**WORK TO BE COMPLETED:**
Each entry below must be repeated exactly, with pictures left out.

— Begin —

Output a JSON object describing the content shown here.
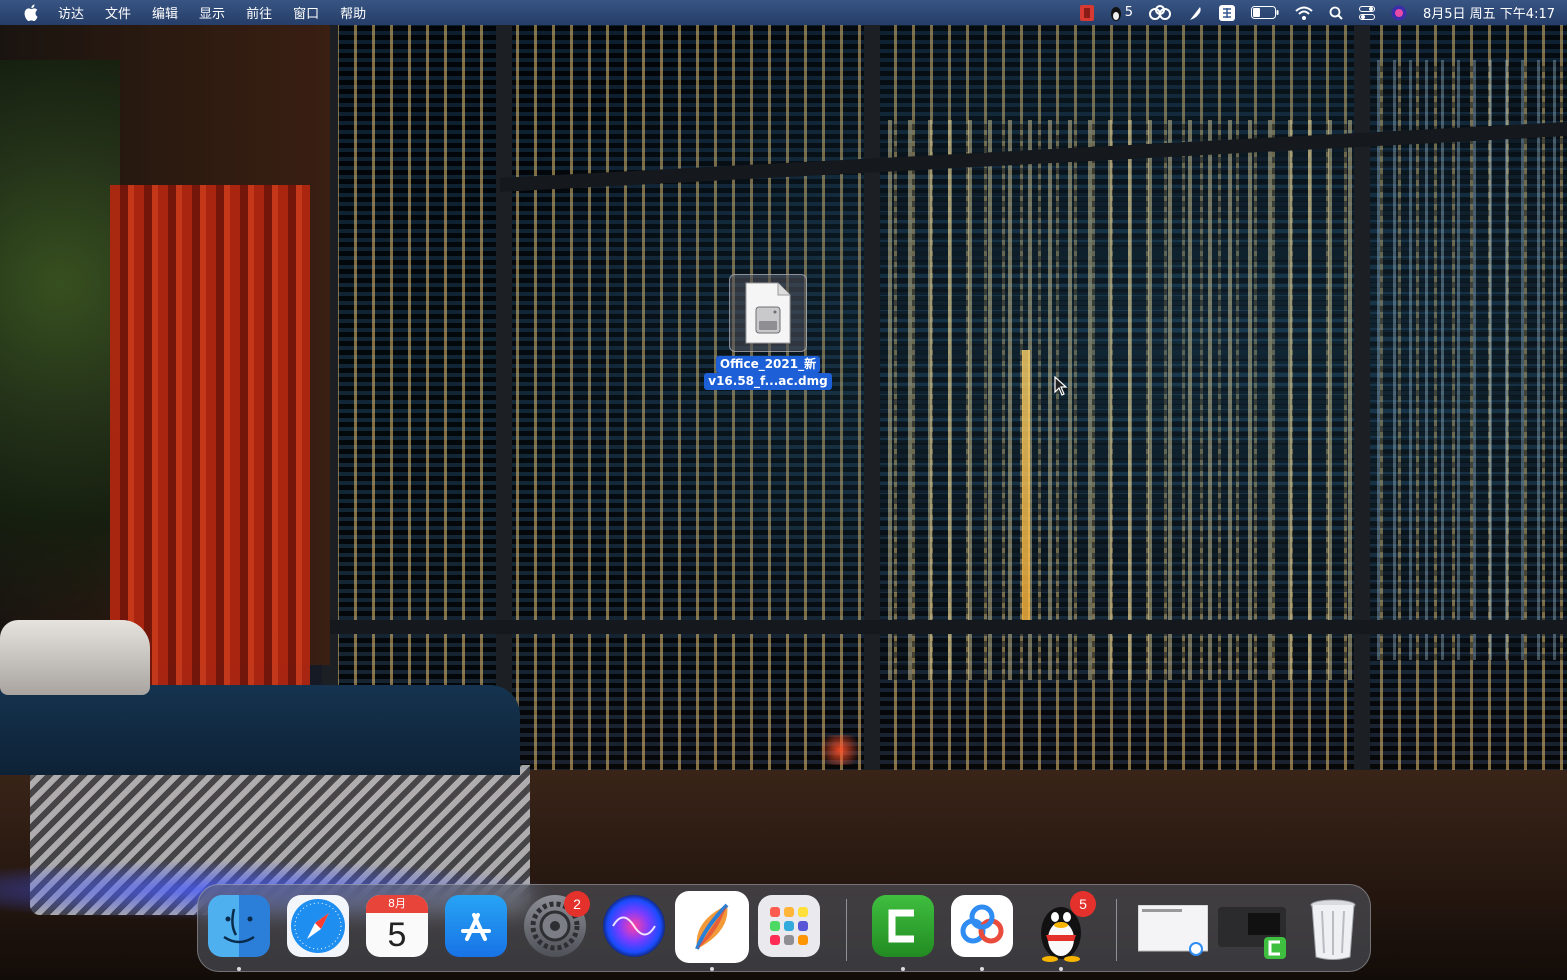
{
  "menubar": {
    "app_menus": [
      "访达",
      "文件",
      "编辑",
      "显示",
      "前往",
      "窗口",
      "帮助"
    ],
    "status_items": {
      "qq_count": "5",
      "datetime": "8月5日 周五 下午4:17"
    }
  },
  "desktop": {
    "file": {
      "name_line1": "Office_2021_新",
      "name_line2": "v16.58_f...ac.dmg",
      "icon": "disk-image-icon",
      "selected": true
    }
  },
  "dock": {
    "apps": [
      {
        "name": "Finder",
        "icon": "finder-icon",
        "running": true
      },
      {
        "name": "Safari",
        "icon": "safari-icon",
        "running": false
      },
      {
        "name": "Calendar",
        "icon": "calendar-icon",
        "running": false,
        "month": "8月",
        "day": "5"
      },
      {
        "name": "App Store",
        "icon": "appstore-icon",
        "running": false
      },
      {
        "name": "System Preferences",
        "icon": "settings-icon",
        "running": false,
        "badge": "2"
      },
      {
        "name": "Siri",
        "icon": "siri-icon",
        "running": false
      },
      {
        "name": "Lark",
        "icon": "lark-icon",
        "running": true
      },
      {
        "name": "Launchpad",
        "icon": "launchpad-icon",
        "running": false
      },
      {
        "name": "Camtasia",
        "icon": "camtasia-icon",
        "running": true
      },
      {
        "name": "Baidu Netdisk",
        "icon": "netdisk-icon",
        "running": true
      },
      {
        "name": "QQ",
        "icon": "qq-icon",
        "running": true,
        "badge": "5"
      }
    ],
    "minimized": [
      {
        "name": "netdisk-window",
        "icon": "document-thumbnail-icon"
      },
      {
        "name": "camtasia-window",
        "icon": "terminal-thumbnail-icon"
      }
    ],
    "trash": {
      "name": "Trash",
      "icon": "trash-icon"
    }
  },
  "colors": {
    "menubar": "#35598f",
    "selection": "#1c5fd6",
    "badge": "#e5312b"
  }
}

— End —

**FULL ANSWER:**
Output a JSON object describing the content shown here.
{
  "menubar": {
    "app_menus": [
      "访达",
      "文件",
      "编辑",
      "显示",
      "前往",
      "窗口",
      "帮助"
    ],
    "status_items": {
      "qq_count": "5",
      "datetime": "8月5日 周五 下午4:17"
    }
  },
  "desktop": {
    "file": {
      "name_line1": "Office_2021_新",
      "name_line2": "v16.58_f...ac.dmg",
      "icon": "disk-image-icon",
      "selected": true
    }
  },
  "dock": {
    "apps": [
      {
        "name": "Finder",
        "icon": "finder-icon",
        "running": true
      },
      {
        "name": "Safari",
        "icon": "safari-icon",
        "running": false
      },
      {
        "name": "Calendar",
        "icon": "calendar-icon",
        "running": false,
        "month": "8月",
        "day": "5"
      },
      {
        "name": "App Store",
        "icon": "appstore-icon",
        "running": false
      },
      {
        "name": "System Preferences",
        "icon": "settings-icon",
        "running": false,
        "badge": "2"
      },
      {
        "name": "Siri",
        "icon": "siri-icon",
        "running": false
      },
      {
        "name": "Lark",
        "icon": "lark-icon",
        "running": true
      },
      {
        "name": "Launchpad",
        "icon": "launchpad-icon",
        "running": false
      },
      {
        "name": "Camtasia",
        "icon": "camtasia-icon",
        "running": true
      },
      {
        "name": "Baidu Netdisk",
        "icon": "netdisk-icon",
        "running": true
      },
      {
        "name": "QQ",
        "icon": "qq-icon",
        "running": true,
        "badge": "5"
      }
    ],
    "minimized": [
      {
        "name": "netdisk-window",
        "icon": "document-thumbnail-icon"
      },
      {
        "name": "camtasia-window",
        "icon": "terminal-thumbnail-icon"
      }
    ],
    "trash": {
      "name": "Trash",
      "icon": "trash-icon"
    }
  },
  "colors": {
    "menubar": "#35598f",
    "selection": "#1c5fd6",
    "badge": "#e5312b"
  }
}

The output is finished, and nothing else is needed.